What is being asked ▸ Look for the word "name" in the entries below, then copy every line that has it.

Entries shown ▸
_____
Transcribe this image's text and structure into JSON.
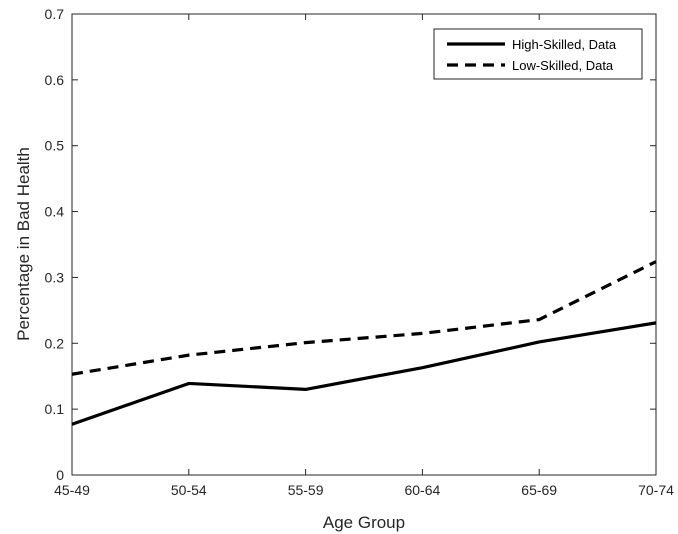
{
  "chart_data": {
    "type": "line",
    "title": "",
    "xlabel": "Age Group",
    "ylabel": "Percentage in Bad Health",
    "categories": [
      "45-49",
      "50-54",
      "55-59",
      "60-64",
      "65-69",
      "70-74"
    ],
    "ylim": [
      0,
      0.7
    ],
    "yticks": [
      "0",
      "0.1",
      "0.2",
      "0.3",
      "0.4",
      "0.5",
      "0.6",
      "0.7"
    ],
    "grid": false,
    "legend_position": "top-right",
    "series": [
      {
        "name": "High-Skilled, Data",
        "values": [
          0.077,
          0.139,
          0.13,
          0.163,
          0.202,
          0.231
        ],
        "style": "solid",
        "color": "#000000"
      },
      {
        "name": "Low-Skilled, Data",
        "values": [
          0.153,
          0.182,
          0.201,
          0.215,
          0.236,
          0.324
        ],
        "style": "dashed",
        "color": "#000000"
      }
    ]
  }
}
_____
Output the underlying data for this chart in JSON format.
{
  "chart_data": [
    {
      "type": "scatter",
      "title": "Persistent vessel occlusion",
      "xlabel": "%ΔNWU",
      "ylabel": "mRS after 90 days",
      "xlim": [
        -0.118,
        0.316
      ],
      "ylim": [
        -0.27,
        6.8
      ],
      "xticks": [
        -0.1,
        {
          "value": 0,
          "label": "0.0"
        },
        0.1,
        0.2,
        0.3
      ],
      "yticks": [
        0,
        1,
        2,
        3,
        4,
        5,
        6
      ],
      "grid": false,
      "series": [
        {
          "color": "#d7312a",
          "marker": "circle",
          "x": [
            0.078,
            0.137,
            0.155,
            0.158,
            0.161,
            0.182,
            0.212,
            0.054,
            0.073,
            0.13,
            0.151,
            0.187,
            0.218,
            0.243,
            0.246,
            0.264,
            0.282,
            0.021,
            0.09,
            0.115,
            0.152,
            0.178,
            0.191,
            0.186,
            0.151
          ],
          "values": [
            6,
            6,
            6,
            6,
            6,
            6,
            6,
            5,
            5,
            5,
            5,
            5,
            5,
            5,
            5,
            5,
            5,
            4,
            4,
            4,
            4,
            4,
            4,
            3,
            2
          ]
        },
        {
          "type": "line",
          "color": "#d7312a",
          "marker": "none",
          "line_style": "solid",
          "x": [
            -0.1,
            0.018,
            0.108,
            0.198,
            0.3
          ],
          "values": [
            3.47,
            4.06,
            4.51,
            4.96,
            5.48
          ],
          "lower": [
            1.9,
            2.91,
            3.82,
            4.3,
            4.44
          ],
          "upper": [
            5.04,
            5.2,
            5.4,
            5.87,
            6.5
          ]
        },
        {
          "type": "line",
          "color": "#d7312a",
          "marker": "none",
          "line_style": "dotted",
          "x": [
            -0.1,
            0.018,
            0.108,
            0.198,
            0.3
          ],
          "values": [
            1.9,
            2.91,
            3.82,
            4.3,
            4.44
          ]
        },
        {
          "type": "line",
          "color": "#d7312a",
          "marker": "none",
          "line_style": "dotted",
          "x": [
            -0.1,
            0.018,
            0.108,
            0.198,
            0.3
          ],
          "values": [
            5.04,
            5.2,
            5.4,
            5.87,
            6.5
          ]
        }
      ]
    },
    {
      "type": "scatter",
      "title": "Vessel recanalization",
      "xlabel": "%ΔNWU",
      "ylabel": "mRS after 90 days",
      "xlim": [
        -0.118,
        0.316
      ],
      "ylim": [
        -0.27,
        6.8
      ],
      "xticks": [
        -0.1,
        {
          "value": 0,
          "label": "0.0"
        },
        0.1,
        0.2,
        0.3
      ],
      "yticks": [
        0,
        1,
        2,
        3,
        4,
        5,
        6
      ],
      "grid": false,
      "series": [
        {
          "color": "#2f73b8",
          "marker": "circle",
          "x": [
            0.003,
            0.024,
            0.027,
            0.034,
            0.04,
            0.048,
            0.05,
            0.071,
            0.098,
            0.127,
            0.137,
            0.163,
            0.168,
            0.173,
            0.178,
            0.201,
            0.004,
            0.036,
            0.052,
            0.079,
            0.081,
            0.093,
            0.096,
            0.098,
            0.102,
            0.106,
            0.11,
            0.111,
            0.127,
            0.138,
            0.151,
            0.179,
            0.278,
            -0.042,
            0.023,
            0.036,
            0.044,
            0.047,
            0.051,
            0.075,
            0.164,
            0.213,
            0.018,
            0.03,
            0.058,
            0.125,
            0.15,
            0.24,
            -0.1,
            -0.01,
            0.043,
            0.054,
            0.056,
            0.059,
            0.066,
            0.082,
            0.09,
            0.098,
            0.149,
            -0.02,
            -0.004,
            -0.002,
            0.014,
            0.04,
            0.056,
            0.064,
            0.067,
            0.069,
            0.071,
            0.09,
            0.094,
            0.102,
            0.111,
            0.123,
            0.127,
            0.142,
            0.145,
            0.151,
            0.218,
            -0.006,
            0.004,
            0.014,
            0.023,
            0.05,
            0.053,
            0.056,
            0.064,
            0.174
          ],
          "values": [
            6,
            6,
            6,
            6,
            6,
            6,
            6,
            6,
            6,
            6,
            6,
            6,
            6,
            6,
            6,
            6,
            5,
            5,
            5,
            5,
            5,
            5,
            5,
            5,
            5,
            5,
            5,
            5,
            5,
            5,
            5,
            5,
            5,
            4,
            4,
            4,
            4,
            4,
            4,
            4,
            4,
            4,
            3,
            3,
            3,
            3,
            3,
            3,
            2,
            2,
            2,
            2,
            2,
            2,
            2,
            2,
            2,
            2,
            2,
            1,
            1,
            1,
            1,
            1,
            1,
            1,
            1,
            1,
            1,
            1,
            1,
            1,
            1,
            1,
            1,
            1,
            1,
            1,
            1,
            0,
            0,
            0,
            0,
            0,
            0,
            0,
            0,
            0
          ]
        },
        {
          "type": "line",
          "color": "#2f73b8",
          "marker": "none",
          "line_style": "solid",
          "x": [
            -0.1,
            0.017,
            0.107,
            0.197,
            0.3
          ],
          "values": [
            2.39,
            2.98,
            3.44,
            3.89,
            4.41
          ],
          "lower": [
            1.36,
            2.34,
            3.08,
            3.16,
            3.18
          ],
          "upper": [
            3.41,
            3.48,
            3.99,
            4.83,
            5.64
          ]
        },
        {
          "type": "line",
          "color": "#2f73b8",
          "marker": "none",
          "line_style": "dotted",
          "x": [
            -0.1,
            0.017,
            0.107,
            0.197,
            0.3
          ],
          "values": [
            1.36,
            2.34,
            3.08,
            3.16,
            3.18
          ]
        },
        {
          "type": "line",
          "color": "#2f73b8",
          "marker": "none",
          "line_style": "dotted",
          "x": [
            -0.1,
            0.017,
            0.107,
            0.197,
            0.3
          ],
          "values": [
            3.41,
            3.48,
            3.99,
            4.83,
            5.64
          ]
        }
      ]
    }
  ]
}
_____
Final result ▸
        "name": "High-Skilled, Data",
        "name": "Low-Skilled, Data",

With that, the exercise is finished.